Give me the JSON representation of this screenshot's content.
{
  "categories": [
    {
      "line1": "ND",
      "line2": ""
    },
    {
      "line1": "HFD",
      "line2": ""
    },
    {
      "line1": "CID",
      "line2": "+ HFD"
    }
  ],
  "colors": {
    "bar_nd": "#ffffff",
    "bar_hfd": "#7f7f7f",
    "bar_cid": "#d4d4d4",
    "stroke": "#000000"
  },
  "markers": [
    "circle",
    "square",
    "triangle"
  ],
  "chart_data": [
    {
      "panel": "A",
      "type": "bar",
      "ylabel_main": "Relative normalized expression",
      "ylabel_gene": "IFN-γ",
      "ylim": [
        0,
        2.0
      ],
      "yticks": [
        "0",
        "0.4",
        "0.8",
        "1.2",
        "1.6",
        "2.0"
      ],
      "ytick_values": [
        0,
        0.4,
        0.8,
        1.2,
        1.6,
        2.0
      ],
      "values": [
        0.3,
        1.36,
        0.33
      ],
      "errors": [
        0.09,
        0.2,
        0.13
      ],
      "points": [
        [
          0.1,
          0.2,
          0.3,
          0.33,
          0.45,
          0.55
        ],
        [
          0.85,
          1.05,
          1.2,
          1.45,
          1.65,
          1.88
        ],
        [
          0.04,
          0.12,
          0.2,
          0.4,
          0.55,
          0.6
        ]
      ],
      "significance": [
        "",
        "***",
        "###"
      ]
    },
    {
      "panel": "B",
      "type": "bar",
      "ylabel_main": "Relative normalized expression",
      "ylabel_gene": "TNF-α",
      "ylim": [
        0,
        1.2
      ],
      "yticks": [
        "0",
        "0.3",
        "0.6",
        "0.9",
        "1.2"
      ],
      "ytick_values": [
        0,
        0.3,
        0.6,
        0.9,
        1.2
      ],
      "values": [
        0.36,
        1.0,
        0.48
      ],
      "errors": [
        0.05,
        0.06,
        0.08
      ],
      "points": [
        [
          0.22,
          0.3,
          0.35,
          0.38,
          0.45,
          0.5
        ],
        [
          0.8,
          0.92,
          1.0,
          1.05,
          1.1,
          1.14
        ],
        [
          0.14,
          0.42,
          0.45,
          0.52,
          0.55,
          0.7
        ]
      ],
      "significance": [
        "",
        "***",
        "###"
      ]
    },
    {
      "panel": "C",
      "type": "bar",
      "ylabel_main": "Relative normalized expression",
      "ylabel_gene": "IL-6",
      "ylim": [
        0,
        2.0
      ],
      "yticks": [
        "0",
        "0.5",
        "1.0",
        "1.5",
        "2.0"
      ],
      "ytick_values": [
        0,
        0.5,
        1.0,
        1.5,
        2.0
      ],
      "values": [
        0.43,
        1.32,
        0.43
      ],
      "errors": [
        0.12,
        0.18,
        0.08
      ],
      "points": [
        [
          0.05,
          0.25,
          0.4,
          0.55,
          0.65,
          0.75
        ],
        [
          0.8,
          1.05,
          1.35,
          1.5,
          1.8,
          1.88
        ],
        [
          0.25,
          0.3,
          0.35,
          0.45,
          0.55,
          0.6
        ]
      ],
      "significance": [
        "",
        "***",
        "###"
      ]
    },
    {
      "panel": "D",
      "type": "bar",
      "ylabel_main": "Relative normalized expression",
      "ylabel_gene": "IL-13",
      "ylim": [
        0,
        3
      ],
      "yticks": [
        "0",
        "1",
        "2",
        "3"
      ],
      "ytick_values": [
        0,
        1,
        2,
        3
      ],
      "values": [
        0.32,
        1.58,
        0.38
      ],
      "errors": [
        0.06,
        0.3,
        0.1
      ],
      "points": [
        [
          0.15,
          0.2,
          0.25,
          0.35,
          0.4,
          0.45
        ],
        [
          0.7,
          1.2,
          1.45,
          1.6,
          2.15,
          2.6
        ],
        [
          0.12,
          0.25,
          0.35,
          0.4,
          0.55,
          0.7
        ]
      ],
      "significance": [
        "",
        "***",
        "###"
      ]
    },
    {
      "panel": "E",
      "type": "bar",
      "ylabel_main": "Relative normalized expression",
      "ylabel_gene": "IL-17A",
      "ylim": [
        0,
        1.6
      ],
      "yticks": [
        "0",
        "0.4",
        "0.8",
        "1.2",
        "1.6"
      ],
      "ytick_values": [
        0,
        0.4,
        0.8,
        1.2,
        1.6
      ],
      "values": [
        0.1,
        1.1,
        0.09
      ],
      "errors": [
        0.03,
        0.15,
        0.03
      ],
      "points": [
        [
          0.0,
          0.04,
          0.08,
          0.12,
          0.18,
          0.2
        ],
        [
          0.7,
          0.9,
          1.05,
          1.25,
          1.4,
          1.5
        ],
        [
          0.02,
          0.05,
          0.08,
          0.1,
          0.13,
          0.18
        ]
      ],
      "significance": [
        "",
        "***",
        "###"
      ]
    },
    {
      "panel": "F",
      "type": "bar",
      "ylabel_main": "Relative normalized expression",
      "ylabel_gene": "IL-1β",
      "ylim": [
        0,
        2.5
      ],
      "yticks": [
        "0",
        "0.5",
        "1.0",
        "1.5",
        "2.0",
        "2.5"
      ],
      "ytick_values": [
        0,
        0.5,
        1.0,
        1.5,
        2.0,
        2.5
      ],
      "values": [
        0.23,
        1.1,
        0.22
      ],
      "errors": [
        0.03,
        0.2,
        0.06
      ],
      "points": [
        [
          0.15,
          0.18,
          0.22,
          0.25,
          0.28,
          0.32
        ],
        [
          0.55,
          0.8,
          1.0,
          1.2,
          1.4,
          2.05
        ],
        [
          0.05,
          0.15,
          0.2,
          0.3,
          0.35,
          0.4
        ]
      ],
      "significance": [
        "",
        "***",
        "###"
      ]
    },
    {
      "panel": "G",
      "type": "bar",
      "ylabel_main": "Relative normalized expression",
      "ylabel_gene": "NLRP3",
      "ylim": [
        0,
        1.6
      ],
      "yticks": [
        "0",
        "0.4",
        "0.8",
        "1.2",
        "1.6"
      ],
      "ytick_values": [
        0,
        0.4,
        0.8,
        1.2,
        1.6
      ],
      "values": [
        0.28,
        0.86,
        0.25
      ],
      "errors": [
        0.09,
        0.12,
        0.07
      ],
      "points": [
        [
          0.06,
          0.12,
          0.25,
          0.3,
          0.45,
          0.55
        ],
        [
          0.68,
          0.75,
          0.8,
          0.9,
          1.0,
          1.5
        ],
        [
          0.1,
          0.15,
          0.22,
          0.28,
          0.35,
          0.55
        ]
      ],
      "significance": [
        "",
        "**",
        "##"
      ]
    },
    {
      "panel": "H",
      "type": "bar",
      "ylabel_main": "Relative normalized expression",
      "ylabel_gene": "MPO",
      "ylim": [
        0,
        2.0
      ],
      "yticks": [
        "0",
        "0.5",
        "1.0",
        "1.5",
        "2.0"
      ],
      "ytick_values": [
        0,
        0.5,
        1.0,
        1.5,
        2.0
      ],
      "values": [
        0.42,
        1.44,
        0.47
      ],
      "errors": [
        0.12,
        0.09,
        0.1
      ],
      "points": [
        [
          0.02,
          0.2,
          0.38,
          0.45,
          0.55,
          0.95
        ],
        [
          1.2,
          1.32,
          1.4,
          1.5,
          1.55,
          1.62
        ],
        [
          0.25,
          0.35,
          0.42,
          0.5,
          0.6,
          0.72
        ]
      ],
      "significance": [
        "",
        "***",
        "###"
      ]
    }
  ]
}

——

## [Work required]
Return every line of the material exactly.

## [Final result]
Give me the JSON representation of this screenshot's content.
{
  "categories": [
    {
      "line1": "ND",
      "line2": ""
    },
    {
      "line1": "HFD",
      "line2": ""
    },
    {
      "line1": "CID",
      "line2": "+ HFD"
    }
  ],
  "colors": {
    "bar_nd": "#ffffff",
    "bar_hfd": "#7f7f7f",
    "bar_cid": "#d4d4d4",
    "stroke": "#000000"
  },
  "markers": [
    "circle",
    "square",
    "triangle"
  ],
  "chart_data": [
    {
      "panel": "A",
      "type": "bar",
      "ylabel_main": "Relative normalized expression",
      "ylabel_gene": "IFN-γ",
      "ylim": [
        0,
        2.0
      ],
      "yticks": [
        "0",
        "0.4",
        "0.8",
        "1.2",
        "1.6",
        "2.0"
      ],
      "ytick_values": [
        0,
        0.4,
        0.8,
        1.2,
        1.6,
        2.0
      ],
      "values": [
        0.3,
        1.36,
        0.33
      ],
      "errors": [
        0.09,
        0.2,
        0.13
      ],
      "points": [
        [
          0.1,
          0.2,
          0.3,
          0.33,
          0.45,
          0.55
        ],
        [
          0.85,
          1.05,
          1.2,
          1.45,
          1.65,
          1.88
        ],
        [
          0.04,
          0.12,
          0.2,
          0.4,
          0.55,
          0.6
        ]
      ],
      "significance": [
        "",
        "***",
        "###"
      ]
    },
    {
      "panel": "B",
      "type": "bar",
      "ylabel_main": "Relative normalized expression",
      "ylabel_gene": "TNF-α",
      "ylim": [
        0,
        1.2
      ],
      "yticks": [
        "0",
        "0.3",
        "0.6",
        "0.9",
        "1.2"
      ],
      "ytick_values": [
        0,
        0.3,
        0.6,
        0.9,
        1.2
      ],
      "values": [
        0.36,
        1.0,
        0.48
      ],
      "errors": [
        0.05,
        0.06,
        0.08
      ],
      "points": [
        [
          0.22,
          0.3,
          0.35,
          0.38,
          0.45,
          0.5
        ],
        [
          0.8,
          0.92,
          1.0,
          1.05,
          1.1,
          1.14
        ],
        [
          0.14,
          0.42,
          0.45,
          0.52,
          0.55,
          0.7
        ]
      ],
      "significance": [
        "",
        "***",
        "###"
      ]
    },
    {
      "panel": "C",
      "type": "bar",
      "ylabel_main": "Relative normalized expression",
      "ylabel_gene": "IL-6",
      "ylim": [
        0,
        2.0
      ],
      "yticks": [
        "0",
        "0.5",
        "1.0",
        "1.5",
        "2.0"
      ],
      "ytick_values": [
        0,
        0.5,
        1.0,
        1.5,
        2.0
      ],
      "values": [
        0.43,
        1.32,
        0.43
      ],
      "errors": [
        0.12,
        0.18,
        0.08
      ],
      "points": [
        [
          0.05,
          0.25,
          0.4,
          0.55,
          0.65,
          0.75
        ],
        [
          0.8,
          1.05,
          1.35,
          1.5,
          1.8,
          1.88
        ],
        [
          0.25,
          0.3,
          0.35,
          0.45,
          0.55,
          0.6
        ]
      ],
      "significance": [
        "",
        "***",
        "###"
      ]
    },
    {
      "panel": "D",
      "type": "bar",
      "ylabel_main": "Relative normalized expression",
      "ylabel_gene": "IL-13",
      "ylim": [
        0,
        3
      ],
      "yticks": [
        "0",
        "1",
        "2",
        "3"
      ],
      "ytick_values": [
        0,
        1,
        2,
        3
      ],
      "values": [
        0.32,
        1.58,
        0.38
      ],
      "errors": [
        0.06,
        0.3,
        0.1
      ],
      "points": [
        [
          0.15,
          0.2,
          0.25,
          0.35,
          0.4,
          0.45
        ],
        [
          0.7,
          1.2,
          1.45,
          1.6,
          2.15,
          2.6
        ],
        [
          0.12,
          0.25,
          0.35,
          0.4,
          0.55,
          0.7
        ]
      ],
      "significance": [
        "",
        "***",
        "###"
      ]
    },
    {
      "panel": "E",
      "type": "bar",
      "ylabel_main": "Relative normalized expression",
      "ylabel_gene": "IL-17A",
      "ylim": [
        0,
        1.6
      ],
      "yticks": [
        "0",
        "0.4",
        "0.8",
        "1.2",
        "1.6"
      ],
      "ytick_values": [
        0,
        0.4,
        0.8,
        1.2,
        1.6
      ],
      "values": [
        0.1,
        1.1,
        0.09
      ],
      "errors": [
        0.03,
        0.15,
        0.03
      ],
      "points": [
        [
          0.0,
          0.04,
          0.08,
          0.12,
          0.18,
          0.2
        ],
        [
          0.7,
          0.9,
          1.05,
          1.25,
          1.4,
          1.5
        ],
        [
          0.02,
          0.05,
          0.08,
          0.1,
          0.13,
          0.18
        ]
      ],
      "significance": [
        "",
        "***",
        "###"
      ]
    },
    {
      "panel": "F",
      "type": "bar",
      "ylabel_main": "Relative normalized expression",
      "ylabel_gene": "IL-1β",
      "ylim": [
        0,
        2.5
      ],
      "yticks": [
        "0",
        "0.5",
        "1.0",
        "1.5",
        "2.0",
        "2.5"
      ],
      "ytick_values": [
        0,
        0.5,
        1.0,
        1.5,
        2.0,
        2.5
      ],
      "values": [
        0.23,
        1.1,
        0.22
      ],
      "errors": [
        0.03,
        0.2,
        0.06
      ],
      "points": [
        [
          0.15,
          0.18,
          0.22,
          0.25,
          0.28,
          0.32
        ],
        [
          0.55,
          0.8,
          1.0,
          1.2,
          1.4,
          2.05
        ],
        [
          0.05,
          0.15,
          0.2,
          0.3,
          0.35,
          0.4
        ]
      ],
      "significance": [
        "",
        "***",
        "###"
      ]
    },
    {
      "panel": "G",
      "type": "bar",
      "ylabel_main": "Relative normalized expression",
      "ylabel_gene": "NLRP3",
      "ylim": [
        0,
        1.6
      ],
      "yticks": [
        "0",
        "0.4",
        "0.8",
        "1.2",
        "1.6"
      ],
      "ytick_values": [
        0,
        0.4,
        0.8,
        1.2,
        1.6
      ],
      "values": [
        0.28,
        0.86,
        0.25
      ],
      "errors": [
        0.09,
        0.12,
        0.07
      ],
      "points": [
        [
          0.06,
          0.12,
          0.25,
          0.3,
          0.45,
          0.55
        ],
        [
          0.68,
          0.75,
          0.8,
          0.9,
          1.0,
          1.5
        ],
        [
          0.1,
          0.15,
          0.22,
          0.28,
          0.35,
          0.55
        ]
      ],
      "significance": [
        "",
        "**",
        "##"
      ]
    },
    {
      "panel": "H",
      "type": "bar",
      "ylabel_main": "Relative normalized expression",
      "ylabel_gene": "MPO",
      "ylim": [
        0,
        2.0
      ],
      "yticks": [
        "0",
        "0.5",
        "1.0",
        "1.5",
        "2.0"
      ],
      "ytick_values": [
        0,
        0.5,
        1.0,
        1.5,
        2.0
      ],
      "values": [
        0.42,
        1.44,
        0.47
      ],
      "errors": [
        0.12,
        0.09,
        0.1
      ],
      "points": [
        [
          0.02,
          0.2,
          0.38,
          0.45,
          0.55,
          0.95
        ],
        [
          1.2,
          1.32,
          1.4,
          1.5,
          1.55,
          1.62
        ],
        [
          0.25,
          0.35,
          0.42,
          0.5,
          0.6,
          0.72
        ]
      ],
      "significance": [
        "",
        "***",
        "###"
      ]
    }
  ]
}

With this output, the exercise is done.